* BEGIN *

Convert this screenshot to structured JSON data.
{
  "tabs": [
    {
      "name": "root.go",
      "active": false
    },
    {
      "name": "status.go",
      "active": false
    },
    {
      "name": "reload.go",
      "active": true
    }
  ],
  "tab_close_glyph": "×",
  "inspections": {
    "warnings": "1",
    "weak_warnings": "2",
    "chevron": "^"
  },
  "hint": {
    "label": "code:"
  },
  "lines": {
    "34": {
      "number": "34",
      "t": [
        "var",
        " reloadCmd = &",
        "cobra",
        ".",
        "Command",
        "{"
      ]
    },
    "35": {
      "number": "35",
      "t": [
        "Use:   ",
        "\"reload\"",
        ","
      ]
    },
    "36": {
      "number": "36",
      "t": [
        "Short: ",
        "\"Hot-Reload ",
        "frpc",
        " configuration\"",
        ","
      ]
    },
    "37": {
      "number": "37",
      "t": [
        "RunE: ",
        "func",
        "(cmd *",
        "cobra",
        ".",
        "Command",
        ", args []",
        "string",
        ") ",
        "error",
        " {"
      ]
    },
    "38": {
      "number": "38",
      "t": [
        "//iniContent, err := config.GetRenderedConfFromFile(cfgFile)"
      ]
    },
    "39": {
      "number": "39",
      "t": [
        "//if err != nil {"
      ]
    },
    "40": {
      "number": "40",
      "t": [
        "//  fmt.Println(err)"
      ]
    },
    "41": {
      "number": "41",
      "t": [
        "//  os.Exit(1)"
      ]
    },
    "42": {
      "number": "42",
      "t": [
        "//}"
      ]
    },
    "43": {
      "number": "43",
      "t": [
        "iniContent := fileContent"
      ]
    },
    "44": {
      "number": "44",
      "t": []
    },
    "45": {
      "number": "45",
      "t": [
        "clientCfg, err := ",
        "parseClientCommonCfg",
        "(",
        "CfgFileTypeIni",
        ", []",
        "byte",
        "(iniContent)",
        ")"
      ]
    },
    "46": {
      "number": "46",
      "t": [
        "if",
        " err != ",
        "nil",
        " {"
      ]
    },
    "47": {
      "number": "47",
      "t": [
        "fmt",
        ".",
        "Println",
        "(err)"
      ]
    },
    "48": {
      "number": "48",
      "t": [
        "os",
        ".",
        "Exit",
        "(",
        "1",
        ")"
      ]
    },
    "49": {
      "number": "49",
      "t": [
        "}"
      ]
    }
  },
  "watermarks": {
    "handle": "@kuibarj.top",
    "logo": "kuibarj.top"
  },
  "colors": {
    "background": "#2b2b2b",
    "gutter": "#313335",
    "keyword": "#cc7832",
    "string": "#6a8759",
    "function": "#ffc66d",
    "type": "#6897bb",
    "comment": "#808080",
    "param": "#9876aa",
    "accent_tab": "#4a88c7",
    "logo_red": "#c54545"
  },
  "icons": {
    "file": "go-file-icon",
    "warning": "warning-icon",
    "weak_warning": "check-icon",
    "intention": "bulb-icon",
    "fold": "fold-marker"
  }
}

* END *

**GOAL OF THE EXERCISE**
Extract every line above exactly as it stands.

**WRITTEN RESPONSE**
Convert this screenshot to structured JSON data.
{
  "tabs": [
    {
      "name": "root.go",
      "active": false
    },
    {
      "name": "status.go",
      "active": false
    },
    {
      "name": "reload.go",
      "active": true
    }
  ],
  "tab_close_glyph": "×",
  "inspections": {
    "warnings": "1",
    "weak_warnings": "2",
    "chevron": "^"
  },
  "hint": {
    "label": "code:"
  },
  "lines": {
    "34": {
      "number": "34",
      "t": [
        "var",
        " reloadCmd = &",
        "cobra",
        ".",
        "Command",
        "{"
      ]
    },
    "35": {
      "number": "35",
      "t": [
        "Use:   ",
        "\"reload\"",
        ","
      ]
    },
    "36": {
      "number": "36",
      "t": [
        "Short: ",
        "\"Hot-Reload ",
        "frpc",
        " configuration\"",
        ","
      ]
    },
    "37": {
      "number": "37",
      "t": [
        "RunE: ",
        "func",
        "(cmd *",
        "cobra",
        ".",
        "Command",
        ", args []",
        "string",
        ") ",
        "error",
        " {"
      ]
    },
    "38": {
      "number": "38",
      "t": [
        "//iniContent, err := config.GetRenderedConfFromFile(cfgFile)"
      ]
    },
    "39": {
      "number": "39",
      "t": [
        "//if err != nil {"
      ]
    },
    "40": {
      "number": "40",
      "t": [
        "//  fmt.Println(err)"
      ]
    },
    "41": {
      "number": "41",
      "t": [
        "//  os.Exit(1)"
      ]
    },
    "42": {
      "number": "42",
      "t": [
        "//}"
      ]
    },
    "43": {
      "number": "43",
      "t": [
        "iniContent := fileContent"
      ]
    },
    "44": {
      "number": "44",
      "t": []
    },
    "45": {
      "number": "45",
      "t": [
        "clientCfg, err := ",
        "parseClientCommonCfg",
        "(",
        "CfgFileTypeIni",
        ", []",
        "byte",
        "(iniContent)",
        ")"
      ]
    },
    "46": {
      "number": "46",
      "t": [
        "if",
        " err != ",
        "nil",
        " {"
      ]
    },
    "47": {
      "number": "47",
      "t": [
        "fmt",
        ".",
        "Println",
        "(err)"
      ]
    },
    "48": {
      "number": "48",
      "t": [
        "os",
        ".",
        "Exit",
        "(",
        "1",
        ")"
      ]
    },
    "49": {
      "number": "49",
      "t": [
        "}"
      ]
    }
  },
  "watermarks": {
    "handle": "@kuibarj.top",
    "logo": "kuibarj.top"
  },
  "colors": {
    "background": "#2b2b2b",
    "gutter": "#313335",
    "keyword": "#cc7832",
    "string": "#6a8759",
    "function": "#ffc66d",
    "type": "#6897bb",
    "comment": "#808080",
    "param": "#9876aa",
    "accent_tab": "#4a88c7",
    "logo_red": "#c54545"
  },
  "icons": {
    "file": "go-file-icon",
    "warning": "warning-icon",
    "weak_warning": "check-icon",
    "intention": "bulb-icon",
    "fold": "fold-marker"
  }
}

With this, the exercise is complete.